STATED GOAL: Reproduce the records below in full and exactly, without their images.

==========

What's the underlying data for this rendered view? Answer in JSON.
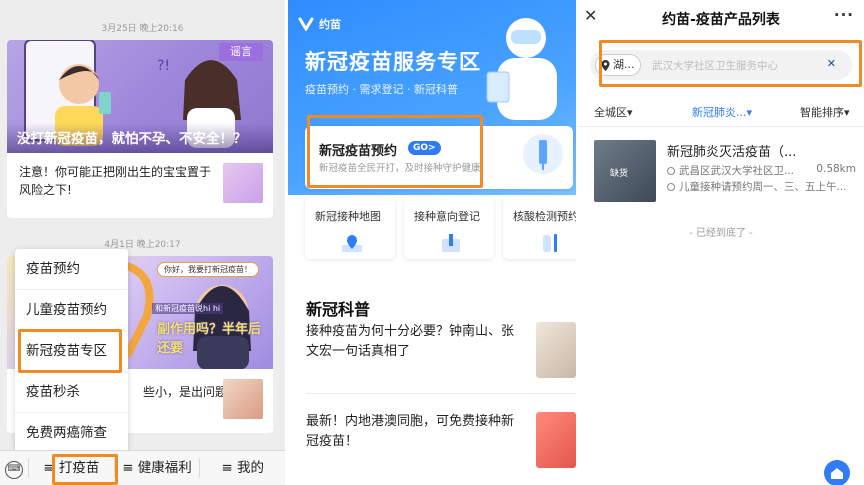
{
  "feed": {
    "timestamp1": "3月25日 晚上20:16",
    "card1": {
      "badge": "谣言",
      "headline": "没打新冠疫苗，就怕不孕、不安全！？",
      "item_text": "注意！你可能正把刚出生的宝宝置于风险之下!"
    },
    "timestamp2": "4月1日 晚上20:17",
    "card2": {
      "bubble": "你好，我要打新冠疫苗！",
      "small_caption": "和新冠疫苗说hi hi",
      "overlay_question": "副作用吗？半年后还要",
      "item_text_tail": "些小，是出问题"
    }
  },
  "menu": {
    "items": [
      "疫苗预约",
      "儿童疫苗预约",
      "新冠疫苗专区",
      "疫苗秒杀",
      "免费两癌筛查"
    ],
    "highlighted_index": 2
  },
  "bottom_bar": {
    "tabs": [
      "≡ 打疫苗",
      "≡ 健康福利",
      "≡ 我的"
    ],
    "tab0_text": "打疫苗"
  },
  "service_page": {
    "app_name": "约苗",
    "title": "新冠疫苗服务专区",
    "subtitle": "疫苗预约 · 需求登记 · 新冠科普",
    "booking": {
      "title": "新冠疫苗预约",
      "go": "GO>",
      "desc": "新冠疫苗全民开打，及时接种守护健康"
    },
    "services": [
      "新冠接种地图",
      "接种意向登记",
      "核酸检测预约"
    ],
    "section_title": "新冠科普",
    "news": [
      "接种疫苗为何十分必要？钟南山、张文宏一句话真相了",
      "最新！内地港澳同胞，可免费接种新冠疫苗！"
    ]
  },
  "product_list": {
    "title": "约苗-疫苗产品列表",
    "more": "···",
    "location": "湖...",
    "search_placeholder": "武汉大学社区卫生服务中心",
    "filters": [
      "全城区▾",
      "新冠肺炎...▾",
      "智能排序▾"
    ],
    "active_filter_index": 1,
    "product": {
      "name": "新冠肺炎灭活疫苗（...",
      "badge": "缺货",
      "address": "武昌区武汉大学社区卫...",
      "distance": "0.58km",
      "schedule": "儿童接种请预约周一、三、五上午..."
    },
    "end_text": "- 已经到底了 -"
  },
  "colors": {
    "highlight_orange": "#f08a24",
    "brand_blue": "#2f7cf6",
    "feed_bg": "#ededed"
  }
}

==========

OUTPUT OF THE EXERCISE:
What's the underlying data for this rendered view? Answer in JSON.
{
  "feed": {
    "timestamp1": "3月25日 晚上20:16",
    "card1": {
      "badge": "谣言",
      "headline": "没打新冠疫苗，就怕不孕、不安全！？",
      "item_text": "注意！你可能正把刚出生的宝宝置于风险之下!"
    },
    "timestamp2": "4月1日 晚上20:17",
    "card2": {
      "bubble": "你好，我要打新冠疫苗！",
      "small_caption": "和新冠疫苗说hi hi",
      "overlay_question": "副作用吗？半年后还要",
      "item_text_tail": "些小，是出问题"
    }
  },
  "menu": {
    "items": [
      "疫苗预约",
      "儿童疫苗预约",
      "新冠疫苗专区",
      "疫苗秒杀",
      "免费两癌筛查"
    ],
    "highlighted_index": 2
  },
  "bottom_bar": {
    "tabs": [
      "≡ 打疫苗",
      "≡ 健康福利",
      "≡ 我的"
    ],
    "tab0_text": "打疫苗"
  },
  "service_page": {
    "app_name": "约苗",
    "title": "新冠疫苗服务专区",
    "subtitle": "疫苗预约 · 需求登记 · 新冠科普",
    "booking": {
      "title": "新冠疫苗预约",
      "go": "GO>",
      "desc": "新冠疫苗全民开打，及时接种守护健康"
    },
    "services": [
      "新冠接种地图",
      "接种意向登记",
      "核酸检测预约"
    ],
    "section_title": "新冠科普",
    "news": [
      "接种疫苗为何十分必要？钟南山、张文宏一句话真相了",
      "最新！内地港澳同胞，可免费接种新冠疫苗！"
    ]
  },
  "product_list": {
    "title": "约苗-疫苗产品列表",
    "more": "···",
    "location": "湖...",
    "search_placeholder": "武汉大学社区卫生服务中心",
    "filters": [
      "全城区▾",
      "新冠肺炎...▾",
      "智能排序▾"
    ],
    "active_filter_index": 1,
    "product": {
      "name": "新冠肺炎灭活疫苗（...",
      "badge": "缺货",
      "address": "武昌区武汉大学社区卫...",
      "distance": "0.58km",
      "schedule": "儿童接种请预约周一、三、五上午..."
    },
    "end_text": "- 已经到底了 -"
  },
  "colors": {
    "highlight_orange": "#f08a24",
    "brand_blue": "#2f7cf6",
    "feed_bg": "#ededed"
  }
}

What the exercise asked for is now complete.